— BEGIN RECORD EXCERPTS —

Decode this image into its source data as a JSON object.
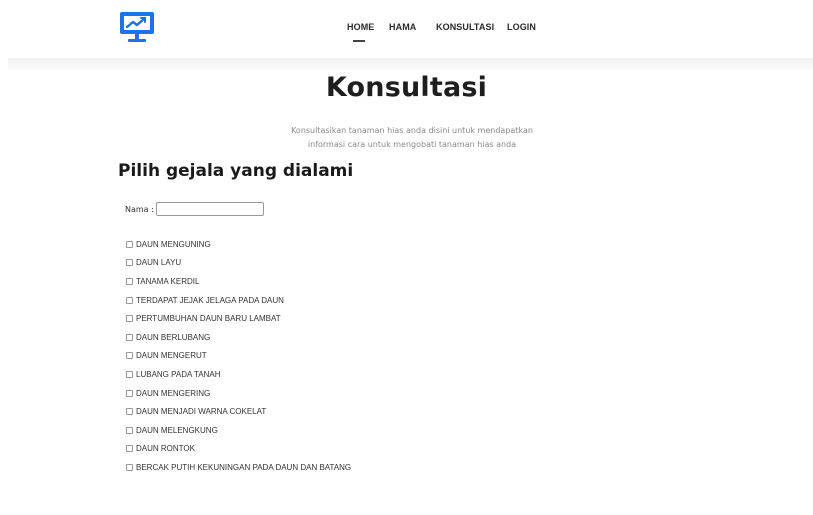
{
  "navbar": {
    "logo_icon": "monitor-chart-icon",
    "brand_color": "#1a73e8",
    "menu": [
      {
        "label": "HOME",
        "active": true
      },
      {
        "label": "HAMA",
        "active": false
      },
      {
        "label": "KONSULTASI",
        "active": false
      },
      {
        "label": "LOGIN",
        "active": false
      }
    ]
  },
  "main": {
    "title": "Konsultasi",
    "subtitle_line1": "Konsultasikan tanaman hias anda disini untuk mendapatkan",
    "subtitle_line2": "informasi cara untuk mengobati tanaman hias anda",
    "section_heading": "Pilih gejala yang dialami",
    "name_label": "Nama :",
    "name_value": "",
    "symptoms": [
      "DAUN MENGUNING",
      "DAUN LAYU",
      "TANAMA KERDIL",
      "TERDAPAT JEJAK JELAGA PADA DAUN",
      "PERTUMBUHAN DAUN BARU LAMBAT",
      "DAUN BERLUBANG",
      "DAUN MENGERUT",
      "LUBANG PADA TANAH",
      "DAUN MENGERING",
      "DAUN MENJADI WARNA COKELAT",
      "DAUN MELENGKUNG",
      "DAUN RONTOK",
      "BERCAK PUTIH KEKUNINGAN PADA DAUN DAN BATANG"
    ]
  }
}
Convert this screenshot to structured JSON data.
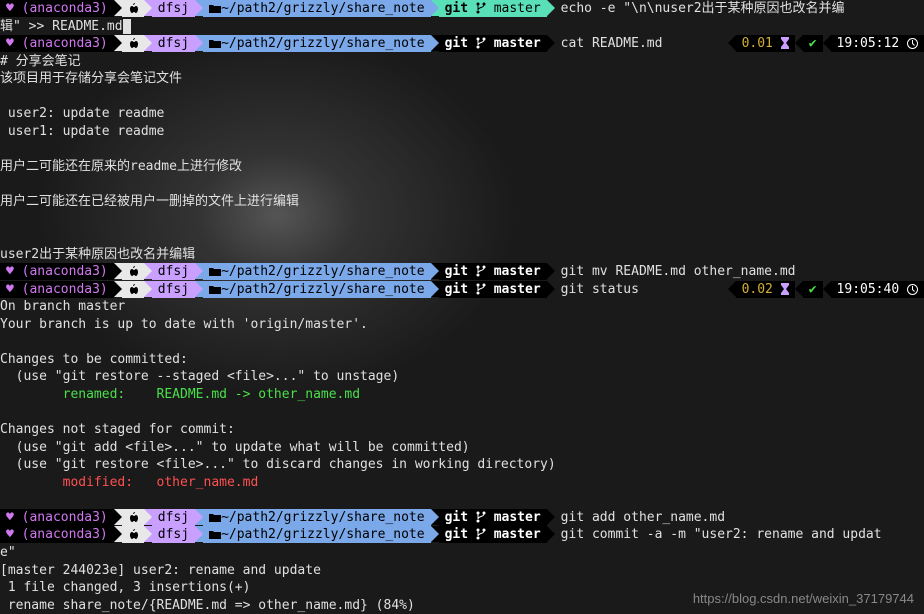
{
  "env": "(anaconda3)",
  "user": "dfsj",
  "path": "~/path2/grizzly/share_note",
  "vcs": "git",
  "branch": "master",
  "prompts": [
    {
      "cmd_part1": "echo -e \"\\n\\nuser2出于某种原因也改名并编",
      "cmd_part2": "辑\" >> README.md",
      "teal": true,
      "wrap": true
    },
    {
      "cmd": "cat README.md",
      "right": {
        "time_num": "0.01",
        "clock": "19:05:12"
      }
    },
    {
      "cmd": "git mv README.md other_name.md"
    },
    {
      "cmd": "git status",
      "right": {
        "time_num": "0.02",
        "clock": "19:05:40"
      }
    },
    {
      "cmd": "git add other_name.md"
    },
    {
      "cmd_part1": "git commit -a -m \"user2: rename and updat",
      "cmd_part2": "e\"",
      "wrap": true
    }
  ],
  "cat_output": {
    "title": "# 分享会笔记",
    "blank": "",
    "desc": "该项目用于存储分享会笔记文件",
    "l1": " user2: update readme",
    "l2": " user1: update readme",
    "l3": "用户二可能还在原来的readme上进行修改",
    "l4": "用户二可能还在已经被用户一删掉的文件上进行编辑",
    "l5": "user2出于某种原因也改名并编辑"
  },
  "status_output": {
    "l0": "On branch master",
    "l1": "Your branch is up to date with 'origin/master'.",
    "l2": "Changes to be committed:",
    "l3": "  (use \"git restore --staged <file>...\" to unstage)",
    "l4": "        renamed:    README.md -> other_name.md",
    "l5": "Changes not staged for commit:",
    "l6": "  (use \"git add <file>...\" to update what will be committed)",
    "l7": "  (use \"git restore <file>...\" to discard changes in working directory)",
    "l8": "        modified:   other_name.md"
  },
  "commit_output": {
    "l0": "[master 244023e] user2: rename and update",
    "l1": " 1 file changed, 3 insertions(+)",
    "l2": " rename share_note/{README.md => other_name.md} (84%)"
  },
  "watermark": "https://blog.csdn.net/weixin_37179744"
}
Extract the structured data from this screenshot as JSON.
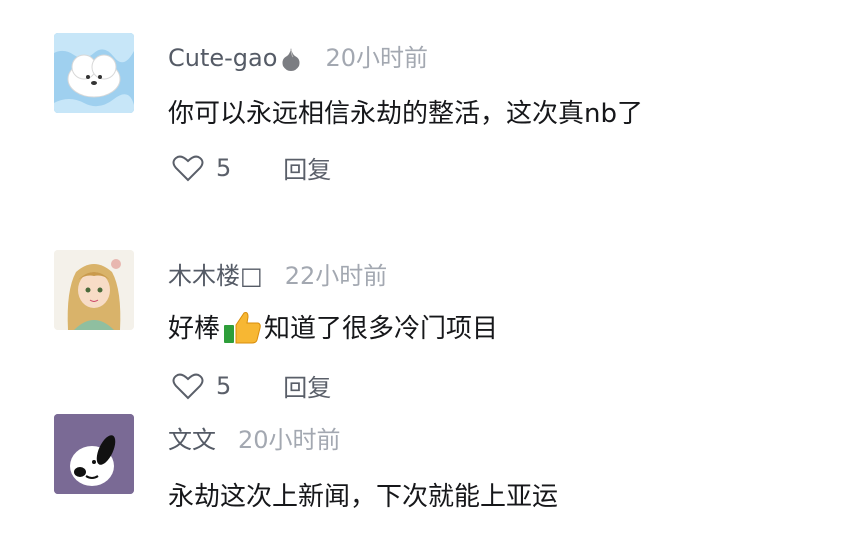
{
  "comments": [
    {
      "username": "Cute-gao",
      "username_suffix_icon": "garlic-emoji",
      "time": "20小时前",
      "text": "你可以永远相信永劫的整活，这次真nb了",
      "likes": "5",
      "reply_label": "回复",
      "avatar": "white-dog-cartoon-blue-background"
    },
    {
      "username": "木木楼",
      "username_suffix": "□",
      "time": "22小时前",
      "text_before": "好棒",
      "text_emoji": "thumbs-up-emoji",
      "text_after": "知道了很多冷门项目",
      "likes": "5",
      "reply_label": "回复",
      "avatar": "anime-girl-avatar"
    },
    {
      "username": "文文",
      "time": "20小时前",
      "text": "永劫这次上新闻，下次就能上亚运",
      "avatar": "snoopy-purple-background"
    }
  ],
  "colors": {
    "username": "#555b66",
    "time": "#a3a8b1",
    "text": "#16171a",
    "actions": "#5a5f69"
  }
}
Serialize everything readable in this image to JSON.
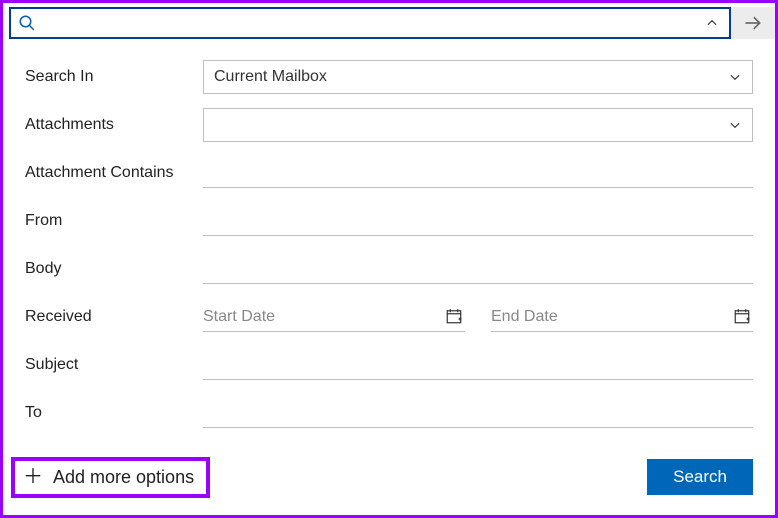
{
  "searchbar": {
    "value": ""
  },
  "labels": {
    "search_in": "Search In",
    "attachments": "Attachments",
    "attachment_contains": "Attachment Contains",
    "from": "From",
    "body": "Body",
    "received": "Received",
    "subject": "Subject",
    "to": "To"
  },
  "fields": {
    "search_in_value": "Current Mailbox",
    "attachments_value": "",
    "attachment_contains_value": "",
    "from_value": "",
    "body_value": "",
    "received_start_placeholder": "Start Date",
    "received_end_placeholder": "End Date",
    "subject_value": "",
    "to_value": ""
  },
  "footer": {
    "add_more": "Add more options",
    "search_button": "Search"
  }
}
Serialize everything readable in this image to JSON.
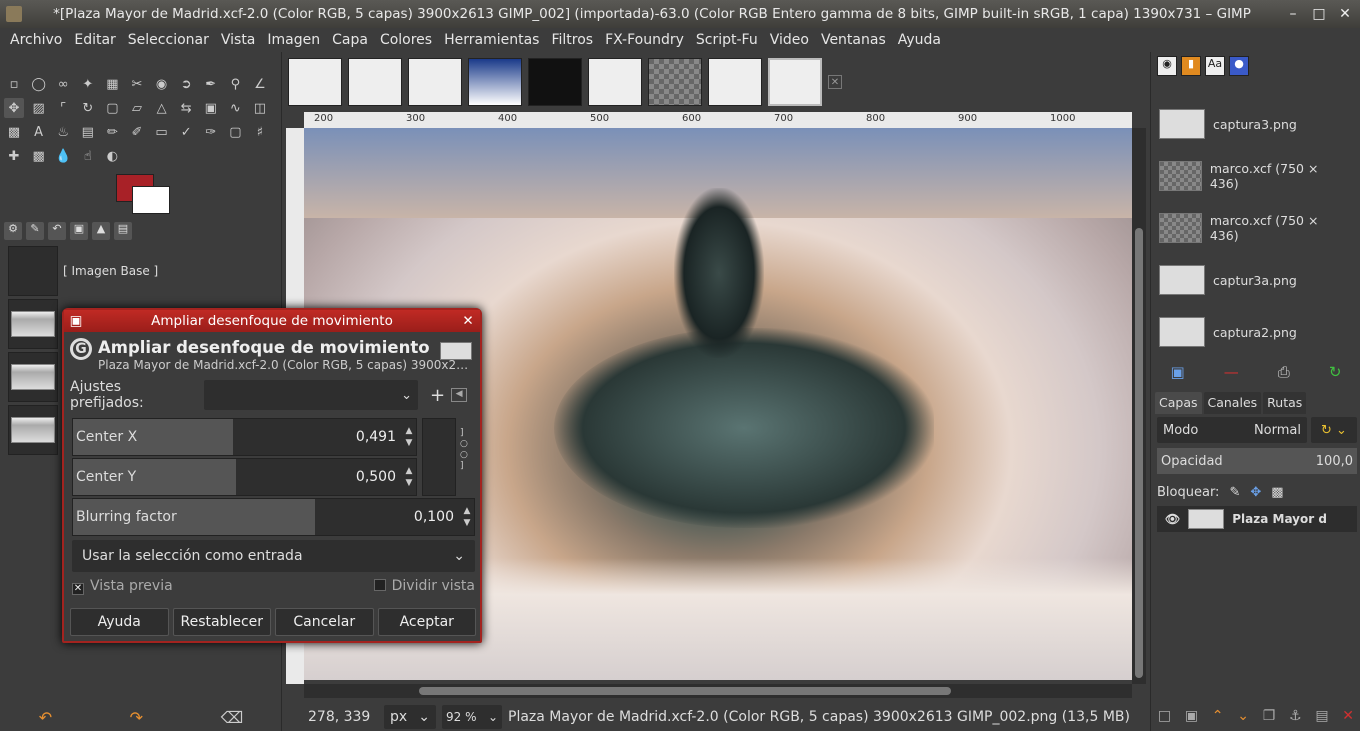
{
  "window": {
    "title": "*[Plaza Mayor de Madrid.xcf-2.0 (Color RGB, 5 capas) 3900x2613  GIMP_002] (importada)-63.0 (Color RGB Entero gamma de 8 bits, GIMP built-in sRGB, 1 capa) 1390x731 – GIMP"
  },
  "menu": [
    "Archivo",
    "Editar",
    "Seleccionar",
    "Vista",
    "Imagen",
    "Capa",
    "Colores",
    "Herramientas",
    "Filtros",
    "FX-Foundry",
    "Script-Fu",
    "Video",
    "Ventanas",
    "Ayuda"
  ],
  "colors": {
    "fg": "#a82127",
    "bg": "#ffffff",
    "accent": "#a3231f"
  },
  "toolbox": {
    "image_base_label": "[ Imagen Base ]"
  },
  "ruler": {
    "h_ticks": [
      "200",
      "300",
      "400",
      "500",
      "600",
      "700",
      "800",
      "900",
      "1000"
    ]
  },
  "status": {
    "coords": "278, 339",
    "unit": "px",
    "zoom": "92 %",
    "info": "Plaza Mayor de Madrid.xcf-2.0 (Color RGB, 5 capas) 3900x2613  GIMP_002.png (13,5 MB)"
  },
  "images": [
    "captura3.png",
    "marco.xcf (750 × 436)",
    "marco.xcf (750 × 436)",
    "captur3a.png",
    "captura2.png"
  ],
  "layers_panel": {
    "tabs": [
      "Capas",
      "Canales",
      "Rutas"
    ],
    "mode_label": "Modo",
    "mode_value": "Normal",
    "opacity_label": "Opacidad",
    "opacity_value": "100,0",
    "lock_label": "Bloquear:",
    "layer_name": "Plaza Mayor d"
  },
  "dialog": {
    "window_title": "Ampliar desenfoque de movimiento",
    "heading": "Ampliar desenfoque de movimiento",
    "subheading": "Plaza Mayor de Madrid.xcf-2.0 (Color RGB, 5 capas) 3900x2…",
    "preset_label": "Ajustes prefijados:",
    "center_x_label": "Center X",
    "center_x_value": "0,491",
    "center_y_label": "Center Y",
    "center_y_value": "0,500",
    "blur_label": "Blurring factor",
    "blur_value": "0,100",
    "selection_option": "Usar la selección como entrada",
    "preview_label": "Vista previa",
    "split_label": "Dividir vista",
    "buttons": {
      "help": "Ayuda",
      "reset": "Restablecer",
      "cancel": "Cancelar",
      "ok": "Aceptar"
    }
  }
}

— END RECORD EXCERPTS —

WHAT THE EXERCISE ASKS:
Write the entries above out again exactly, but not the pictures.

EXERCISE ANSWER:
Decode this image into its source data as a JSON object.
{
  "navbar": {
    "logo_icon": "monitor-chart-icon",
    "brand_color": "#1a73e8",
    "menu": [
      {
        "label": "HOME",
        "active": true
      },
      {
        "label": "HAMA",
        "active": false
      },
      {
        "label": "KONSULTASI",
        "active": false
      },
      {
        "label": "LOGIN",
        "active": false
      }
    ]
  },
  "main": {
    "title": "Konsultasi",
    "subtitle_line1": "Konsultasikan tanaman hias anda disini untuk mendapatkan",
    "subtitle_line2": "informasi cara untuk mengobati tanaman hias anda",
    "section_heading": "Pilih gejala yang dialami",
    "name_label": "Nama :",
    "name_value": "",
    "symptoms": [
      "DAUN MENGUNING",
      "DAUN LAYU",
      "TANAMA KERDIL",
      "TERDAPAT JEJAK JELAGA PADA DAUN",
      "PERTUMBUHAN DAUN BARU LAMBAT",
      "DAUN BERLUBANG",
      "DAUN MENGERUT",
      "LUBANG PADA TANAH",
      "DAUN MENGERING",
      "DAUN MENJADI WARNA COKELAT",
      "DAUN MELENGKUNG",
      "DAUN RONTOK",
      "BERCAK PUTIH KEKUNINGAN PADA DAUN DAN BATANG"
    ]
  }
}
Convert this screenshot to structured JSON data.
{
  "env": "(anaconda3)",
  "user": "dfsj",
  "path": "~/path2/grizzly/share_note",
  "vcs": "git",
  "branch": "master",
  "prompts": [
    {
      "cmd_part1": "echo -e \"\\n\\nuser2出于某种原因也改名并编",
      "cmd_part2": "辑\" >> README.md",
      "teal": true,
      "wrap": true
    },
    {
      "cmd": "cat README.md",
      "right": {
        "time_num": "0.01",
        "clock": "19:05:12"
      }
    },
    {
      "cmd": "git mv README.md other_name.md"
    },
    {
      "cmd": "git status",
      "right": {
        "time_num": "0.02",
        "clock": "19:05:40"
      }
    },
    {
      "cmd": "git add other_name.md"
    },
    {
      "cmd_part1": "git commit -a -m \"user2: rename and updat",
      "cmd_part2": "e\"",
      "wrap": true
    }
  ],
  "cat_output": {
    "title": "# 分享会笔记",
    "blank": "",
    "desc": "该项目用于存储分享会笔记文件",
    "l1": " user2: update readme",
    "l2": " user1: update readme",
    "l3": "用户二可能还在原来的readme上进行修改",
    "l4": "用户二可能还在已经被用户一删掉的文件上进行编辑",
    "l5": "user2出于某种原因也改名并编辑"
  },
  "status_output": {
    "l0": "On branch master",
    "l1": "Your branch is up to date with 'origin/master'.",
    "l2": "Changes to be committed:",
    "l3": "  (use \"git restore --staged <file>...\" to unstage)",
    "l4": "        renamed:    README.md -> other_name.md",
    "l5": "Changes not staged for commit:",
    "l6": "  (use \"git add <file>...\" to update what will be committed)",
    "l7": "  (use \"git restore <file>...\" to discard changes in working directory)",
    "l8": "        modified:   other_name.md"
  },
  "commit_output": {
    "l0": "[master 244023e] user2: rename and update",
    "l1": " 1 file changed, 3 insertions(+)",
    "l2": " rename share_note/{README.md => other_name.md} (84%)"
  },
  "watermark": "https://blog.csdn.net/weixin_37179744"
}
Extract the structured data from this screenshot as JSON.
{
  "comments": [
    {
      "username": "Cute-gao",
      "username_suffix_icon": "garlic-emoji",
      "time": "20小时前",
      "text": "你可以永远相信永劫的整活，这次真nb了",
      "likes": "5",
      "reply_label": "回复",
      "avatar": "white-dog-cartoon-blue-background"
    },
    {
      "username": "木木楼",
      "username_suffix": "□",
      "time": "22小时前",
      "text_before": "好棒",
      "text_emoji": "thumbs-up-emoji",
      "text_after": "知道了很多冷门项目",
      "likes": "5",
      "reply_label": "回复",
      "avatar": "anime-girl-avatar"
    },
    {
      "username": "文文",
      "time": "20小时前",
      "text": "永劫这次上新闻，下次就能上亚运",
      "avatar": "snoopy-purple-background"
    }
  ],
  "colors": {
    "username": "#555b66",
    "time": "#a3a8b1",
    "text": "#16171a",
    "actions": "#5a5f69"
  }
}
Serialize everything readable in this image to JSON.
{
  "searchbar": {
    "value": ""
  },
  "labels": {
    "search_in": "Search In",
    "attachments": "Attachments",
    "attachment_contains": "Attachment Contains",
    "from": "From",
    "body": "Body",
    "received": "Received",
    "subject": "Subject",
    "to": "To"
  },
  "fields": {
    "search_in_value": "Current Mailbox",
    "attachments_value": "",
    "attachment_contains_value": "",
    "from_value": "",
    "body_value": "",
    "received_start_placeholder": "Start Date",
    "received_end_placeholder": "End Date",
    "subject_value": "",
    "to_value": ""
  },
  "footer": {
    "add_more": "Add more options",
    "search_button": "Search"
  }
}
Serialize everything readable in this image to JSON.
{
  "window": {
    "title": "*[Plaza Mayor de Madrid.xcf-2.0 (Color RGB, 5 capas) 3900x2613  GIMP_002] (importada)-63.0 (Color RGB Entero gamma de 8 bits, GIMP built-in sRGB, 1 capa) 1390x731 – GIMP"
  },
  "menu": [
    "Archivo",
    "Editar",
    "Seleccionar",
    "Vista",
    "Imagen",
    "Capa",
    "Colores",
    "Herramientas",
    "Filtros",
    "FX-Foundry",
    "Script-Fu",
    "Video",
    "Ventanas",
    "Ayuda"
  ],
  "colors": {
    "fg": "#a82127",
    "bg": "#ffffff",
    "accent": "#a3231f"
  },
  "toolbox": {
    "image_base_label": "[ Imagen Base ]"
  },
  "ruler": {
    "h_ticks": [
      "200",
      "300",
      "400",
      "500",
      "600",
      "700",
      "800",
      "900",
      "1000"
    ]
  },
  "status": {
    "coords": "278, 339",
    "unit": "px",
    "zoom": "92 %",
    "info": "Plaza Mayor de Madrid.xcf-2.0 (Color RGB, 5 capas) 3900x2613  GIMP_002.png (13,5 MB)"
  },
  "images": [
    "captura3.png",
    "marco.xcf (750 × 436)",
    "marco.xcf (750 × 436)",
    "captur3a.png",
    "captura2.png"
  ],
  "layers_panel": {
    "tabs": [
      "Capas",
      "Canales",
      "Rutas"
    ],
    "mode_label": "Modo",
    "mode_value": "Normal",
    "opacity_label": "Opacidad",
    "opacity_value": "100,0",
    "lock_label": "Bloquear:",
    "layer_name": "Plaza Mayor d"
  },
  "dialog": {
    "window_title": "Ampliar desenfoque de movimiento",
    "heading": "Ampliar desenfoque de movimiento",
    "subheading": "Plaza Mayor de Madrid.xcf-2.0 (Color RGB, 5 capas) 3900x2…",
    "preset_label": "Ajustes prefijados:",
    "center_x_label": "Center X",
    "center_x_value": "0,491",
    "center_y_label": "Center Y",
    "center_y_value": "0,500",
    "blur_label": "Blurring factor",
    "blur_value": "0,100",
    "selection_option": "Usar la selección como entrada",
    "preview_label": "Vista previa",
    "split_label": "Dividir vista",
    "buttons": {
      "help": "Ayuda",
      "reset": "Restablecer",
      "cancel": "Cancelar",
      "ok": "Aceptar"
    }
  }
}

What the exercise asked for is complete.